[Start of Materials provided]

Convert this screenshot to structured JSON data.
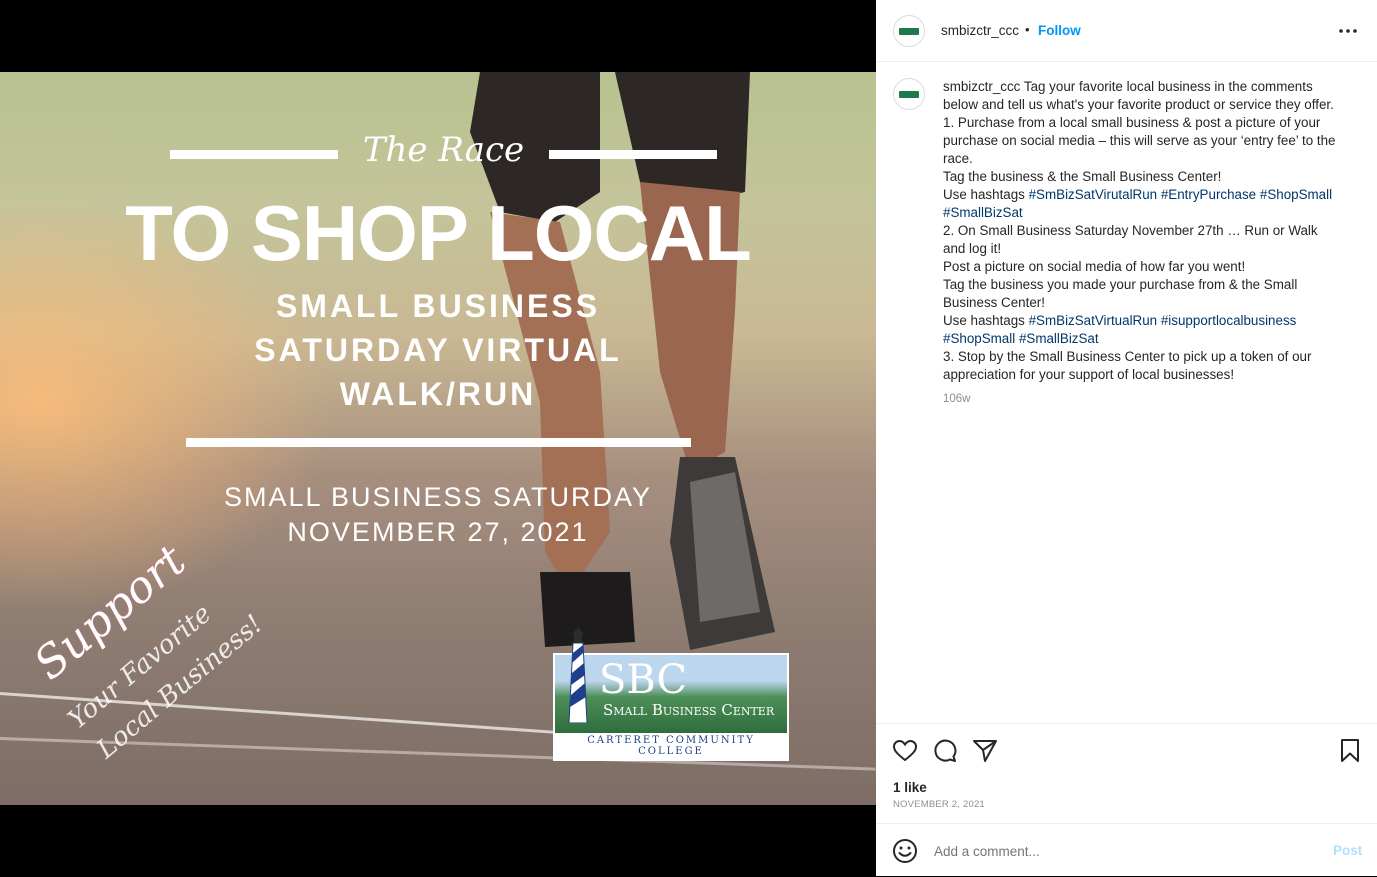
{
  "post_image": {
    "header_script": "The Race",
    "headline": "TO SHOP LOCAL",
    "subhead_lines": [
      "SMALL BUSINESS",
      "SATURDAY VIRTUAL",
      "WALK/RUN"
    ],
    "date_lines": [
      "SMALL BUSINESS SATURDAY",
      "NOVEMBER 27, 2021"
    ],
    "script_support": "Support",
    "script_lines": [
      "Your Favorite",
      "Local Business!"
    ],
    "logo": {
      "big": "SBC",
      "name": "Small Business Center",
      "college": "Carteret Community College"
    }
  },
  "header": {
    "username": "smbizctr_ccc",
    "separator": "•",
    "follow_label": "Follow",
    "more_icon": "more-horizontal-icon"
  },
  "caption": {
    "username": "smbizctr_ccc",
    "intro": "Tag your favorite local business in the comments below and tell us what's your favorite product or service they offer.",
    "p1": "1. Purchase from a local small business & post a picture of your purchase on social media – this will serve as your ‘entry fee’ to the race.",
    "p2": "Tag the business & the Small Business Center!",
    "p3_prefix": "Use hashtags ",
    "p3_tags": [
      "#SmBizSatVirutalRun",
      "#EntryPurchase",
      "#ShopSmall",
      "#SmallBizSat"
    ],
    "p4": "2. On Small Business Saturday November 27th … Run or Walk and log it!",
    "p5": "Post a picture on social media of how far you went!",
    "p6": "Tag the business you made your purchase from & the Small Business Center!",
    "p7_prefix": "Use hashtags ",
    "p7_tags": [
      "#SmBizSatVirtualRun",
      "#isupportlocalbusiness",
      "#ShopSmall",
      "#SmallBizSat"
    ],
    "p8": "3. Stop by the Small Business Center to pick up a token of our appreciation for your support of local businesses!",
    "age": "106w"
  },
  "actions": {
    "like_icon": "heart-icon",
    "comment_icon": "comment-icon",
    "share_icon": "send-icon",
    "save_icon": "bookmark-icon"
  },
  "likes": "1 like",
  "date": "NOVEMBER 2, 2021",
  "comment": {
    "placeholder": "Add a comment...",
    "post_label": "Post"
  },
  "colors": {
    "accent": "#0095f6",
    "tag": "#00376b",
    "muted": "#8e8e8e",
    "border": "#efefef"
  }
}
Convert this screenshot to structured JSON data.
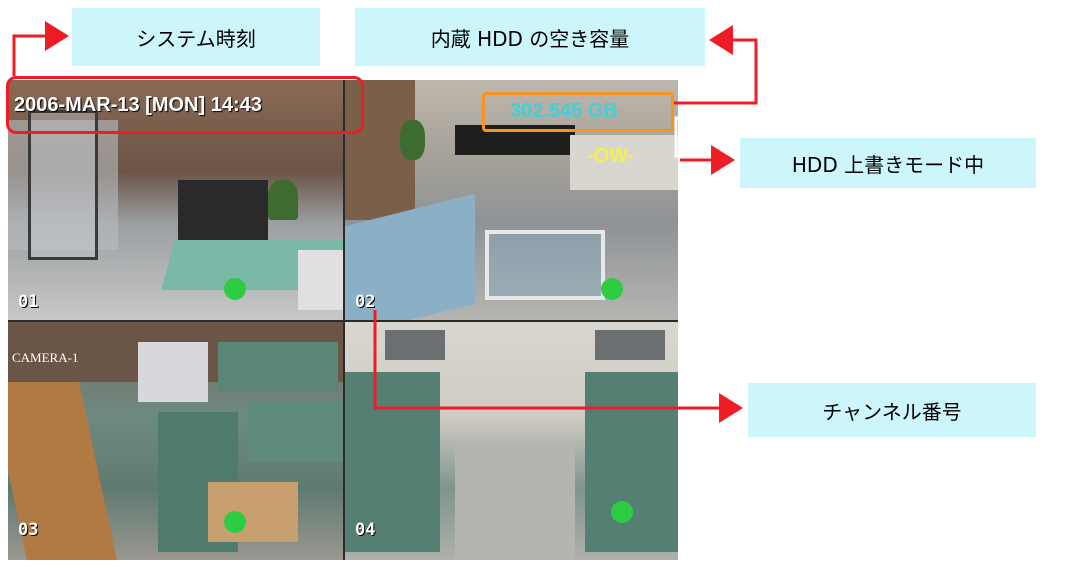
{
  "callouts": {
    "system_time": "システム時刻",
    "hdd_free": "内蔵 HDD の空き容量",
    "overwrite_mode": "HDD 上書きモード中",
    "channel_number": "チャンネル番号"
  },
  "osd": {
    "datetime": "2006-MAR-13 [MON] 14:43",
    "hdd_capacity": "302.545 GB",
    "overwrite_flag": "-OW-"
  },
  "channels": [
    {
      "number": "01"
    },
    {
      "number": "02"
    },
    {
      "number": "03",
      "camera_label": "CAMERA-1"
    },
    {
      "number": "04"
    }
  ],
  "colors": {
    "callout_bg": "#ccf6fb",
    "arrow": "#ee1c25",
    "time_frame": "#ee1c25",
    "hdd_frame": "#f7941d",
    "hdd_text": "#40d0d8",
    "ow_text": "#f6f04a",
    "record_dot": "#2ecc40"
  }
}
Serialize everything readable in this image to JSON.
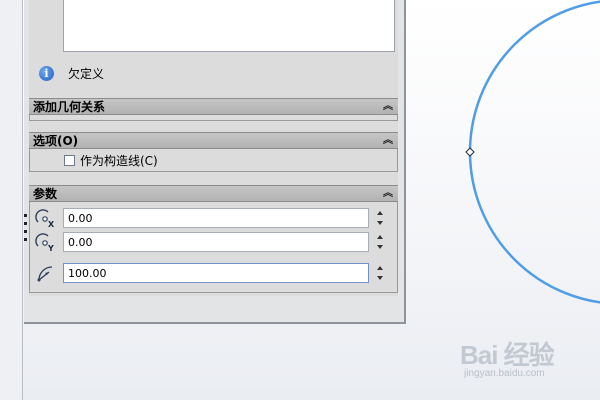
{
  "message": {
    "info_text": "欠定义"
  },
  "sections": {
    "relations": {
      "title": "添加几何关系"
    },
    "options": {
      "title": "选项(O)",
      "construction_label": "作为构造线(C)",
      "construction_checked": false
    },
    "parameters": {
      "title": "参数",
      "center_x": "0.00",
      "center_y": "0.00",
      "radius": "100.00"
    }
  },
  "icons": {
    "info": "info-icon",
    "collapse": "double-chevron-up-icon",
    "center_x": "circle-center-x-icon",
    "center_y": "circle-center-y-icon",
    "radius": "radius-icon"
  },
  "colors": {
    "circle": "#4f9de8",
    "header": "#bdbdbd",
    "info": "#2c6fd1"
  },
  "watermark": {
    "brand": "Bai 经验",
    "url": "jingyan.baidu.com"
  }
}
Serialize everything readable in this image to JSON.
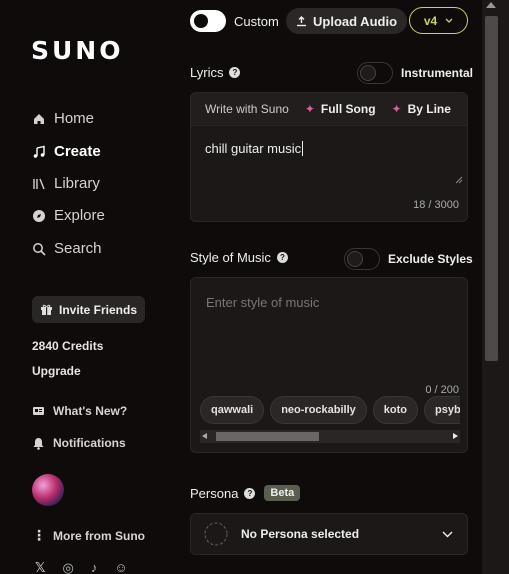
{
  "sidebar": {
    "logo": "SUNO",
    "nav": [
      {
        "label": "Home",
        "icon": "home-icon"
      },
      {
        "label": "Create",
        "icon": "music-note-icon"
      },
      {
        "label": "Library",
        "icon": "library-icon"
      },
      {
        "label": "Explore",
        "icon": "compass-icon"
      },
      {
        "label": "Search",
        "icon": "search-icon"
      }
    ],
    "invite_label": "Invite Friends",
    "credits": "2840 Credits",
    "upgrade": "Upgrade",
    "whats_new": "What's New?",
    "notifications": "Notifications",
    "more_from": "More from Suno",
    "social": [
      "X",
      "IG",
      "TT",
      "DC"
    ]
  },
  "top_bar": {
    "custom_label": "Custom",
    "custom_on": true,
    "upload_label": "Upload Audio",
    "version": "v4"
  },
  "lyrics": {
    "label": "Lyrics",
    "instrumental_label": "Instrumental",
    "instrumental_on": false,
    "write_with": "Write with Suno",
    "full_song": "Full Song",
    "by_line": "By Line",
    "value": "chill guitar music",
    "counter": "18 / 3000"
  },
  "style": {
    "label": "Style of Music",
    "exclude_label": "Exclude Styles",
    "exclude_on": false,
    "placeholder": "Enter style of music",
    "counter": "0 / 200",
    "tags": [
      "qawwali",
      "neo-rockabilly",
      "koto",
      "psybas"
    ]
  },
  "persona": {
    "label": "Persona",
    "badge": "Beta",
    "selected": "No Persona selected"
  },
  "colors": {
    "accent_pink": "#e25c9c",
    "version_green": "#c3d36a",
    "background": "#0f0b0b"
  }
}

[End of Materials provided]

Given task » Retype the listing exactly. Pictures do not belong in the copy.

Correct output »
Convert this screenshot to structured JSON data.
{
  "post_image": {
    "header_script": "The Race",
    "headline": "TO SHOP LOCAL",
    "subhead_lines": [
      "SMALL BUSINESS",
      "SATURDAY VIRTUAL",
      "WALK/RUN"
    ],
    "date_lines": [
      "SMALL BUSINESS SATURDAY",
      "NOVEMBER 27, 2021"
    ],
    "script_support": "Support",
    "script_lines": [
      "Your Favorite",
      "Local Business!"
    ],
    "logo": {
      "big": "SBC",
      "name": "Small Business Center",
      "college": "Carteret Community College"
    }
  },
  "header": {
    "username": "smbizctr_ccc",
    "separator": "•",
    "follow_label": "Follow",
    "more_icon": "more-horizontal-icon"
  },
  "caption": {
    "username": "smbizctr_ccc",
    "intro": "Tag your favorite local business in the comments below and tell us what's your favorite product or service they offer.",
    "p1": "1. Purchase from a local small business & post a picture of your purchase on social media – this will serve as your ‘entry fee’ to the race.",
    "p2": "Tag the business & the Small Business Center!",
    "p3_prefix": "Use hashtags ",
    "p3_tags": [
      "#SmBizSatVirutalRun",
      "#EntryPurchase",
      "#ShopSmall",
      "#SmallBizSat"
    ],
    "p4": "2. On Small Business Saturday November 27th … Run or Walk and log it!",
    "p5": "Post a picture on social media of how far you went!",
    "p6": "Tag the business you made your purchase from & the Small Business Center!",
    "p7_prefix": "Use hashtags ",
    "p7_tags": [
      "#SmBizSatVirtualRun",
      "#isupportlocalbusiness",
      "#ShopSmall",
      "#SmallBizSat"
    ],
    "p8": "3. Stop by the Small Business Center to pick up a token of our appreciation for your support of local businesses!",
    "age": "106w"
  },
  "actions": {
    "like_icon": "heart-icon",
    "comment_icon": "comment-icon",
    "share_icon": "send-icon",
    "save_icon": "bookmark-icon"
  },
  "likes": "1 like",
  "date": "NOVEMBER 2, 2021",
  "comment": {
    "placeholder": "Add a comment...",
    "post_label": "Post"
  },
  "colors": {
    "accent": "#0095f6",
    "tag": "#00376b",
    "muted": "#8e8e8e",
    "border": "#efefef"
  }
}
Convert this screenshot to structured JSON data.
{
  "callouts": {
    "system_time": "システム時刻",
    "hdd_free": "内蔵 HDD の空き容量",
    "overwrite_mode": "HDD 上書きモード中",
    "channel_number": "チャンネル番号"
  },
  "osd": {
    "datetime": "2006-MAR-13 [MON] 14:43",
    "hdd_capacity": "302.545 GB",
    "overwrite_flag": "-OW-"
  },
  "channels": [
    {
      "number": "01"
    },
    {
      "number": "02"
    },
    {
      "number": "03",
      "camera_label": "CAMERA-1"
    },
    {
      "number": "04"
    }
  ],
  "colors": {
    "callout_bg": "#ccf6fb",
    "arrow": "#ee1c25",
    "time_frame": "#ee1c25",
    "hdd_frame": "#f7941d",
    "hdd_text": "#40d0d8",
    "ow_text": "#f6f04a",
    "record_dot": "#2ecc40"
  }
}
Serialize everything readable in this image to JSON.
{
  "message": {
    "info_text": "欠定义"
  },
  "sections": {
    "relations": {
      "title": "添加几何关系"
    },
    "options": {
      "title": "选项(O)",
      "construction_label": "作为构造线(C)",
      "construction_checked": false
    },
    "parameters": {
      "title": "参数",
      "center_x": "0.00",
      "center_y": "0.00",
      "radius": "100.00"
    }
  },
  "icons": {
    "info": "info-icon",
    "collapse": "double-chevron-up-icon",
    "center_x": "circle-center-x-icon",
    "center_y": "circle-center-y-icon",
    "radius": "radius-icon"
  },
  "colors": {
    "circle": "#4f9de8",
    "header": "#bdbdbd",
    "info": "#2c6fd1"
  },
  "watermark": {
    "brand": "Bai 经验",
    "url": "jingyan.baidu.com"
  }
}
Serialize everything readable in this image to JSON.
{
  "sidebar": {
    "logo": "SUNO",
    "nav": [
      {
        "label": "Home",
        "icon": "home-icon"
      },
      {
        "label": "Create",
        "icon": "music-note-icon"
      },
      {
        "label": "Library",
        "icon": "library-icon"
      },
      {
        "label": "Explore",
        "icon": "compass-icon"
      },
      {
        "label": "Search",
        "icon": "search-icon"
      }
    ],
    "invite_label": "Invite Friends",
    "credits": "2840 Credits",
    "upgrade": "Upgrade",
    "whats_new": "What's New?",
    "notifications": "Notifications",
    "more_from": "More from Suno",
    "social": [
      "X",
      "IG",
      "TT",
      "DC"
    ]
  },
  "top_bar": {
    "custom_label": "Custom",
    "custom_on": true,
    "upload_label": "Upload Audio",
    "version": "v4"
  },
  "lyrics": {
    "label": "Lyrics",
    "instrumental_label": "Instrumental",
    "instrumental_on": false,
    "write_with": "Write with Suno",
    "full_song": "Full Song",
    "by_line": "By Line",
    "value": "chill guitar music",
    "counter": "18 / 3000"
  },
  "style": {
    "label": "Style of Music",
    "exclude_label": "Exclude Styles",
    "exclude_on": false,
    "placeholder": "Enter style of music",
    "counter": "0 / 200",
    "tags": [
      "qawwali",
      "neo-rockabilly",
      "koto",
      "psybas"
    ]
  },
  "persona": {
    "label": "Persona",
    "badge": "Beta",
    "selected": "No Persona selected"
  },
  "colors": {
    "accent_pink": "#e25c9c",
    "version_green": "#c3d36a",
    "background": "#0f0b0b"
  }
}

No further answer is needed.